Short exercise:
Reproduce each line that includes the word "page".

Data entries:
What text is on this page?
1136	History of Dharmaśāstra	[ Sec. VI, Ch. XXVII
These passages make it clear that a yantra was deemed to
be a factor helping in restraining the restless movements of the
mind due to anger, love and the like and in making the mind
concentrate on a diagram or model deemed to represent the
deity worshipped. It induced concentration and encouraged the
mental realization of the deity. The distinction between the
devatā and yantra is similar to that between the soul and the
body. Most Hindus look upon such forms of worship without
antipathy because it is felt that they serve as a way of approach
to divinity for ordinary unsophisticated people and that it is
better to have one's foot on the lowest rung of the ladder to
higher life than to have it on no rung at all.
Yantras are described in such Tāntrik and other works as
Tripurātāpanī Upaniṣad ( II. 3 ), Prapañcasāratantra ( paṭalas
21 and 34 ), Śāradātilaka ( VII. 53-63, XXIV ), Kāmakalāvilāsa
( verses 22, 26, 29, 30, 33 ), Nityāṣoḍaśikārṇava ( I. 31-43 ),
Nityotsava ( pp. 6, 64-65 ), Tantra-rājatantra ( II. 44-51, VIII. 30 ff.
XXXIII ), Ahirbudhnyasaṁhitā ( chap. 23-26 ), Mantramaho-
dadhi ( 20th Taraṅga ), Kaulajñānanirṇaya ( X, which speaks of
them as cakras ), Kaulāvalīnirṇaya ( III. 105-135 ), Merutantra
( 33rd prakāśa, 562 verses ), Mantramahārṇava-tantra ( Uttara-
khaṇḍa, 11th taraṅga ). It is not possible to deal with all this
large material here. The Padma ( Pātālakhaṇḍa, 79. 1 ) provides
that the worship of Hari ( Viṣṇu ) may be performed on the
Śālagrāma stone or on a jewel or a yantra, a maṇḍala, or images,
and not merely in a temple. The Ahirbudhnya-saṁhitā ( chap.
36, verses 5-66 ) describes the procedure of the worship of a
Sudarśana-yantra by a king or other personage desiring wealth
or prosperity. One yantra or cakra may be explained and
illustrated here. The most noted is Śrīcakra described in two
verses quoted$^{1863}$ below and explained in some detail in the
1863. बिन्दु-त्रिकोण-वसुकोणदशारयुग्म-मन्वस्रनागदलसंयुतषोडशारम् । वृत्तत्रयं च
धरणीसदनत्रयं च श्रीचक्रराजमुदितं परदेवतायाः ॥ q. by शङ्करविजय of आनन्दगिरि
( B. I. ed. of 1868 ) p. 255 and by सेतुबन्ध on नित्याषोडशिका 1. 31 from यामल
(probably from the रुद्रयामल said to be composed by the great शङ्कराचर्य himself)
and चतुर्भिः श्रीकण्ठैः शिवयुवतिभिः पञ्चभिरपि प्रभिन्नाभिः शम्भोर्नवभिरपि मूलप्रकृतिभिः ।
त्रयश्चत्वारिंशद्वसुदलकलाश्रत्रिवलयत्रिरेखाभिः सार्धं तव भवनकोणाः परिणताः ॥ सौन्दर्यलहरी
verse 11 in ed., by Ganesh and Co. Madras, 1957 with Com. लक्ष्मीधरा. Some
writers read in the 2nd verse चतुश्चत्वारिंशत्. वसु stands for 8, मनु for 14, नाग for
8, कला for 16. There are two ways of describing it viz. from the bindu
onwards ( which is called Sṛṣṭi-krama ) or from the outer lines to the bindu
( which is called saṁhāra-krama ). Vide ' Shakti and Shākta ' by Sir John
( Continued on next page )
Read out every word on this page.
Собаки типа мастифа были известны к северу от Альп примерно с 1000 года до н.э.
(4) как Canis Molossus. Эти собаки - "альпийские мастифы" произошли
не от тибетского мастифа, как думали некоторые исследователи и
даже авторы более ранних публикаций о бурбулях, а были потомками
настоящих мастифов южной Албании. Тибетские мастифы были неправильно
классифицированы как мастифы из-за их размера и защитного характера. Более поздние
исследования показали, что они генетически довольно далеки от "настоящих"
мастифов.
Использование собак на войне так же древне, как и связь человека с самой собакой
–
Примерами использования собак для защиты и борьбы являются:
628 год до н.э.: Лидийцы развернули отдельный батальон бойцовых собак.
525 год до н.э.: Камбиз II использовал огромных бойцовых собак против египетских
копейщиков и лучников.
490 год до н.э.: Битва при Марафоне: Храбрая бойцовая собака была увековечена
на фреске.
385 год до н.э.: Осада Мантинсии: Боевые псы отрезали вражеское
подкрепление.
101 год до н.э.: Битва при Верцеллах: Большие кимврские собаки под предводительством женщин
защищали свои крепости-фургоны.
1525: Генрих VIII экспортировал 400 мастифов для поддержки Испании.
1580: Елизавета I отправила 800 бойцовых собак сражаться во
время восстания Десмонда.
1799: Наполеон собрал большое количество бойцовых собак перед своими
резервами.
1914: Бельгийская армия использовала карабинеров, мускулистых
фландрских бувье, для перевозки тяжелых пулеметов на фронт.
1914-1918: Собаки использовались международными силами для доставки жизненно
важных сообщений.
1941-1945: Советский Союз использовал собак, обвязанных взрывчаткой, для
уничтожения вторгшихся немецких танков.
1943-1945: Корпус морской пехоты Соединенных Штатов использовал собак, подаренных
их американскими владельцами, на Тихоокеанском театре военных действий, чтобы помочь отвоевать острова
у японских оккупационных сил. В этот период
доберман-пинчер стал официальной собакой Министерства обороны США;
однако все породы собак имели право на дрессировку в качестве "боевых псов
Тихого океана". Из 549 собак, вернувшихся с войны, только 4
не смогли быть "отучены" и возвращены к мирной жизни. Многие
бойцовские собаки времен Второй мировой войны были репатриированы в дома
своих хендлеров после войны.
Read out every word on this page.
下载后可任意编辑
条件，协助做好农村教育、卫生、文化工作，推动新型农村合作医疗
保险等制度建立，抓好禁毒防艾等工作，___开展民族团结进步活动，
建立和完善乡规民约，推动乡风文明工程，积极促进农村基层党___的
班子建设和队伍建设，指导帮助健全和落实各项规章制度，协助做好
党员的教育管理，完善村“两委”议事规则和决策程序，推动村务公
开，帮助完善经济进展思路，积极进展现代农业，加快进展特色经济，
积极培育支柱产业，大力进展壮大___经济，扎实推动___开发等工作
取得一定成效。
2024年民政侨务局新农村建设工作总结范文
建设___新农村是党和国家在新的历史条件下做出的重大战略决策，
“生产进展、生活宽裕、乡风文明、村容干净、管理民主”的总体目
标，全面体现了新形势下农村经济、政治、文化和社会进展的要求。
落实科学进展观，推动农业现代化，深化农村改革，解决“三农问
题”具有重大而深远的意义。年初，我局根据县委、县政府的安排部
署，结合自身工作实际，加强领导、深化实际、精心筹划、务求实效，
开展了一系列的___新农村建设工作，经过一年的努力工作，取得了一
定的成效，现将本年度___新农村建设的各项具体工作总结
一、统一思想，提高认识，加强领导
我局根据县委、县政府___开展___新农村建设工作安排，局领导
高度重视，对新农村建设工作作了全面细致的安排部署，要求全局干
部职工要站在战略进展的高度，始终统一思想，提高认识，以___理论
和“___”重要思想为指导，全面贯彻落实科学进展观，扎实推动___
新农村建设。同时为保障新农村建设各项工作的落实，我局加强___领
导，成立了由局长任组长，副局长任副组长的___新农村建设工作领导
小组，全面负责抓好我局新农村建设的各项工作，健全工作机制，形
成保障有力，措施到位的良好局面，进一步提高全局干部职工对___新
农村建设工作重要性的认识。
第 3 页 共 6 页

Completed task:
What text is on this page?
( Continued on next page )
Read out every word on this page.
Read out every word on this page.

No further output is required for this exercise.